* Task prompt
Repeat each entry in full, exactly.

[Dataset entries]
===============

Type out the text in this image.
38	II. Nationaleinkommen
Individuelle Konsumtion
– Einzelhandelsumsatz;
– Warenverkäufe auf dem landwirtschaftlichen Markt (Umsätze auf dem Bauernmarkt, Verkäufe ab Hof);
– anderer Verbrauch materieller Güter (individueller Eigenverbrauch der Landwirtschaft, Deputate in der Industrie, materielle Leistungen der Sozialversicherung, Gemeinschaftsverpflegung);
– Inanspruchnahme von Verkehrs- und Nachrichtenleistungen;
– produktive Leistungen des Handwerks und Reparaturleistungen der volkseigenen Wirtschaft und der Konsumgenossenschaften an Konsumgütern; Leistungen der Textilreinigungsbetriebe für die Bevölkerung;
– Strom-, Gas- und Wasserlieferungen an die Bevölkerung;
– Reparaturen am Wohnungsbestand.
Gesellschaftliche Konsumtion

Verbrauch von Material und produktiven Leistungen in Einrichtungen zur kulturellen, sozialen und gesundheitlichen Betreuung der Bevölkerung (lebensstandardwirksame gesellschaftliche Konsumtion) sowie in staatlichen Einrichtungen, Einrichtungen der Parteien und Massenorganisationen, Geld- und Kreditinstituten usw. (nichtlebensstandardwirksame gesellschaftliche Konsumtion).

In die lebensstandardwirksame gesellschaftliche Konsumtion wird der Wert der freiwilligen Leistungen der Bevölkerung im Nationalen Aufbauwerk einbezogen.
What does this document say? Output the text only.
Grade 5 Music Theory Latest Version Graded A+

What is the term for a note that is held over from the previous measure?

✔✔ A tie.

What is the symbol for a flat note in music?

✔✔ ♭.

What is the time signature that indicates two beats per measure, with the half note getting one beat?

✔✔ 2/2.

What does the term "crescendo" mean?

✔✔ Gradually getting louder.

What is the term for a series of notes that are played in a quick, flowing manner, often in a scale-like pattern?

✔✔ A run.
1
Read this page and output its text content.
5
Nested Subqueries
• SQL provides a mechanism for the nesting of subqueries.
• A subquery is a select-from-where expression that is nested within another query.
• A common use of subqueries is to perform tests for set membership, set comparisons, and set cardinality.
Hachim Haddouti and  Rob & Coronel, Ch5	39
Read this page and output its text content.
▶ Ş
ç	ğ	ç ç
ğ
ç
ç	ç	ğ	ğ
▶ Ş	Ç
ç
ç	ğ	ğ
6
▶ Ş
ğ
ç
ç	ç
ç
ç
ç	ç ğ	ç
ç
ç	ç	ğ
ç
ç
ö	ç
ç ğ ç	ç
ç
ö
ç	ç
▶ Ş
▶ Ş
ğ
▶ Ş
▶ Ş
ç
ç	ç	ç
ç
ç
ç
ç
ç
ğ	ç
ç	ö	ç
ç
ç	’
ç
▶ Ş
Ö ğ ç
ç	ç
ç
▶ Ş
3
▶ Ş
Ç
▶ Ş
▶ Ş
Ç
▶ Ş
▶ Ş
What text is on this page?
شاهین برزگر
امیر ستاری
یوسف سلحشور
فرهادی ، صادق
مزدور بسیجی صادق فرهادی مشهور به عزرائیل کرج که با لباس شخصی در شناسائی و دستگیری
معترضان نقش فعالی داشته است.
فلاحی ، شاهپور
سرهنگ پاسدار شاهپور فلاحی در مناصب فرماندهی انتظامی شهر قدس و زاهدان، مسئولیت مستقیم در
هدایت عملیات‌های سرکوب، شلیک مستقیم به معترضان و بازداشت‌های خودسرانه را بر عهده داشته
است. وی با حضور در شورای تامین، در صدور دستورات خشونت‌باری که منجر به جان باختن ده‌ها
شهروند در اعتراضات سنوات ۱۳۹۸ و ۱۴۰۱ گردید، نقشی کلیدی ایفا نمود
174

===============

* Written response
Type out the text in this image.
38	II. Nationaleinkommen
Individuelle Konsumtion
– Einzelhandelsumsatz;
– Warenverkäufe auf dem landwirtschaftlichen Markt (Umsätze auf dem Bauernmarkt, Verkäufe ab Hof);
– anderer Verbrauch materieller Güter (individueller Eigenverbrauch der Landwirtschaft, Deputate in der Industrie, materielle Leistungen der Sozialversicherung, Gemeinschaftsverpflegung);
– Inanspruchnahme von Verkehrs- und Nachrichtenleistungen;
– produktive Leistungen des Handwerks und Reparaturleistungen der volkseigenen Wirtschaft und der Konsumgenossenschaften an Konsumgütern; Leistungen der Textilreinigungsbetriebe für die Bevölkerung;
– Strom-, Gas- und Wasserlieferungen an die Bevölkerung;
– Reparaturen am Wohnungsbestand.
Gesellschaftliche Konsumtion

Verbrauch von Material und produktiven Leistungen in Einrichtungen zur kulturellen, sozialen und gesundheitlichen Betreuung der Bevölkerung (lebensstandardwirksame gesellschaftliche Konsumtion) sowie in staatlichen Einrichtungen, Einrichtungen der Parteien und Massenorganisationen, Geld- und Kreditinstituten usw. (nichtlebensstandardwirksame gesellschaftliche Konsumtion).

In die lebensstandardwirksame gesellschaftliche Konsumtion wird der Wert der freiwilligen Leistungen der Bevölkerung im Nationalen Aufbauwerk einbezogen.
What does this document say? Output the text only.
Grade 5 Music Theory Latest Version Graded A+

What is the term for a note that is held over from the previous measure?

✔✔ A tie.

What is the symbol for a flat note in music?

✔✔ ♭.

What is the time signature that indicates two beats per measure, with the half note getting one beat?

✔✔ 2/2.

What does the term "crescendo" mean?

✔✔ Gradually getting louder.

What is the term for a series of notes that are played in a quick, flowing manner, often in a scale-like pattern?

✔✔ A run.
1
Read this page and output its text content.
5
Nested Subqueries
• SQL provides a mechanism for the nesting of subqueries.
• A subquery is a select-from-where expression that is nested within another query.
• A common use of subqueries is to perform tests for set membership, set comparisons, and set cardinality.
Hachim Haddouti and  Rob & Coronel, Ch5	39
Read this page and output its text content.
▶ Ş
ç	ğ	ç ç
ğ
ç
ç	ç	ğ	ğ
▶ Ş	Ç
ç
ç	ğ	ğ
6
▶ Ş
ğ
ç
ç	ç
ç
ç
ç	ç ğ	ç
ç
ç	ç	ğ
ç
ç
ö	ç
ç ğ ç	ç
ç
ö
ç	ç
▶ Ş
▶ Ş
ğ
▶ Ş
▶ Ş
ç
ç	ç	ç
ç
ç
ç
ç
ç
ğ	ç
ç	ö	ç
ç
ç	’
ç
▶ Ş
Ö ğ ç
ç	ç
ç
▶ Ş
3
▶ Ş
Ç
▶ Ş
▶ Ş
Ç
▶ Ş
▶ Ş
What text is on this page?
شاهین برزگر
امیر ستاری
یوسف سلحشور
فرهادی ، صادق
مزدور بسیجی صادق فرهادی مشهور به عزرائیل کرج که با لباس شخصی در شناسائی و دستگیری
معترضان نقش فعالی داشته است.
فلاحی ، شاهپور
سرهنگ پاسدار شاهپور فلاحی در مناصب فرماندهی انتظامی شهر قدس و زاهدان، مسئولیت مستقیم در
هدایت عملیات‌های سرکوب، شلیک مستقیم به معترضان و بازداشت‌های خودسرانه را بر عهده داشته
است. وی با حضور در شورای تامین، در صدور دستورات خشونت‌باری که منجر به جان باختن ده‌ها
شهروند در اعتراضات سنوات ۱۳۹۸ و ۱۴۰۱ گردید، نقشی کلیدی ایفا نمود
174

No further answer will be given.